> _WHAT YOU SHOULD DO_
Gather each line of the entries below that includes "this".

> _DATASET EXCERPTS_
++++

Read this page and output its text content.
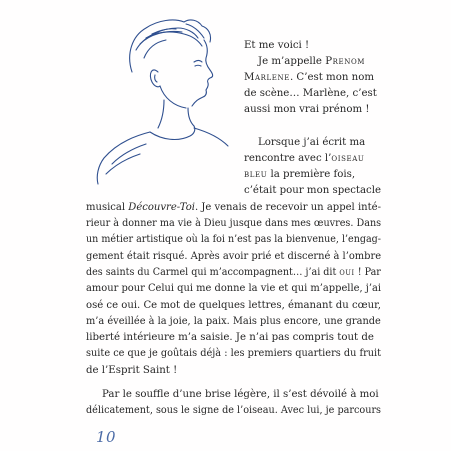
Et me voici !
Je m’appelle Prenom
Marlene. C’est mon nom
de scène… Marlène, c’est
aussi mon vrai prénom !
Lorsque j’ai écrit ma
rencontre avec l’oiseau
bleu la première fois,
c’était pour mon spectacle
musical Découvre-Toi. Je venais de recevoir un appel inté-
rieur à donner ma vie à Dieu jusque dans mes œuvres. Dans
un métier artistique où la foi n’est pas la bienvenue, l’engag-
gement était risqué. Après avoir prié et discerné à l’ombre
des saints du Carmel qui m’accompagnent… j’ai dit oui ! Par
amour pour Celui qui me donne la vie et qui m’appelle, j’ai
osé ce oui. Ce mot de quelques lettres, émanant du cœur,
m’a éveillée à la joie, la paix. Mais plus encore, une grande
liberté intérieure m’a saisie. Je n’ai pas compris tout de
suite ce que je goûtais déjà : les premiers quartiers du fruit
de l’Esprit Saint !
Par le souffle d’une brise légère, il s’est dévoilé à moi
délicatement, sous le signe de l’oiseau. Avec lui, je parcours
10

++++

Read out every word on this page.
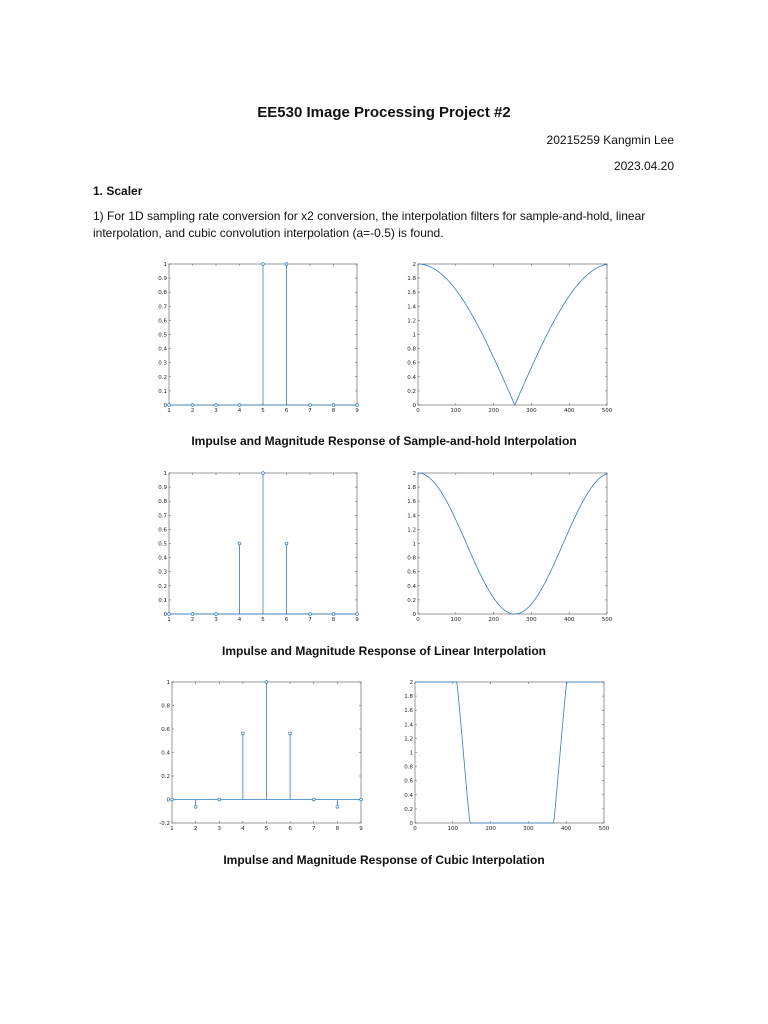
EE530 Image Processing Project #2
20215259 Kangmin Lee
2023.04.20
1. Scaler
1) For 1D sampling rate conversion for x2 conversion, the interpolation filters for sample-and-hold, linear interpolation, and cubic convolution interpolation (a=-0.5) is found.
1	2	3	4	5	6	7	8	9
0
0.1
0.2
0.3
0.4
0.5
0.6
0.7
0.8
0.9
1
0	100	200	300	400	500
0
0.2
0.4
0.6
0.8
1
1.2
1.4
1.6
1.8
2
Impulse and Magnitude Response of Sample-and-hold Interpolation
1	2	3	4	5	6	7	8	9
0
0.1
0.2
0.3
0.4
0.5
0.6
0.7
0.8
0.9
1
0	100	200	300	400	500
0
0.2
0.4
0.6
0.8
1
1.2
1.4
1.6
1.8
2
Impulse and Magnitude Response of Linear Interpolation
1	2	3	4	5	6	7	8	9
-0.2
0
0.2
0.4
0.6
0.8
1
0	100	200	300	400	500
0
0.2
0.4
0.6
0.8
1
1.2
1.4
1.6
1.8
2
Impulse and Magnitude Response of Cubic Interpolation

++++

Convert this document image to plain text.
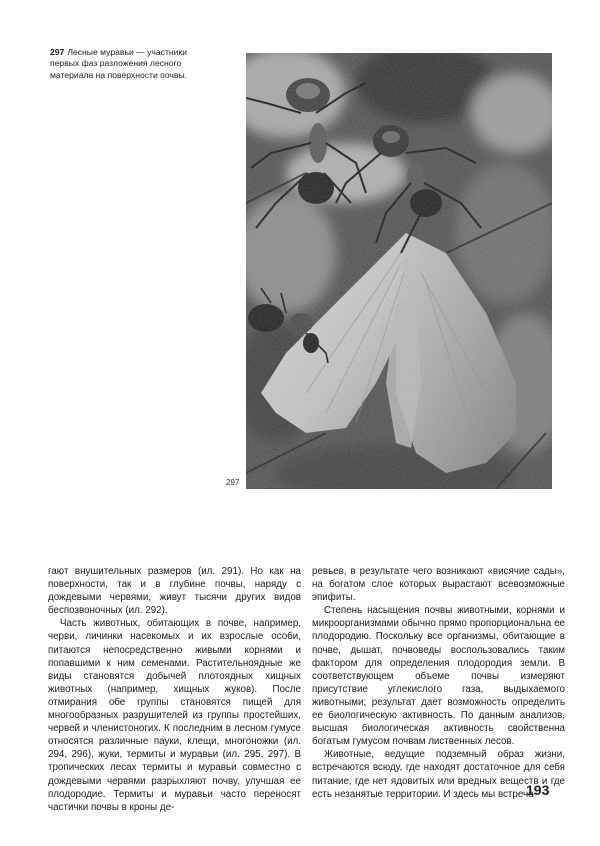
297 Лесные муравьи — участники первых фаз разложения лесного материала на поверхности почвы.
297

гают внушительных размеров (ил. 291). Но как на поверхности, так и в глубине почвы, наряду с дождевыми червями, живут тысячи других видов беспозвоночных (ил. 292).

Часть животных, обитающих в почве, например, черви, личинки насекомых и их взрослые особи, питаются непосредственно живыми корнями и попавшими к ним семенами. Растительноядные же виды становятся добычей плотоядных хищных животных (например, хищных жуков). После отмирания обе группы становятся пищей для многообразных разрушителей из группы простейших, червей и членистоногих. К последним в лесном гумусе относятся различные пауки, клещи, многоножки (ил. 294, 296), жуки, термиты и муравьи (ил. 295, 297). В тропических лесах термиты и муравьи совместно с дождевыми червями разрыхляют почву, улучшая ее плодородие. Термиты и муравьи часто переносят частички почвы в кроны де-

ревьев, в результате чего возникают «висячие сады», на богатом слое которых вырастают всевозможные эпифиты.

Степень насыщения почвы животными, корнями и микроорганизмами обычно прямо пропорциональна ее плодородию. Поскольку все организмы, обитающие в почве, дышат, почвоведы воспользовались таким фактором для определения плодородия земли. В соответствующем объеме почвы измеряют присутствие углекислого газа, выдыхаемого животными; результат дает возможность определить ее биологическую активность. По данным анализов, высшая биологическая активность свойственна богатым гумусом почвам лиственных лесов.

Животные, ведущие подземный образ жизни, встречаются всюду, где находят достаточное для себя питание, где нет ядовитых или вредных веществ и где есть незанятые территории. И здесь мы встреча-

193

++++

> _WORKED ANSWER_
Read this page and output its text content.
Read out every word on this page.
Convert this document image to plain text.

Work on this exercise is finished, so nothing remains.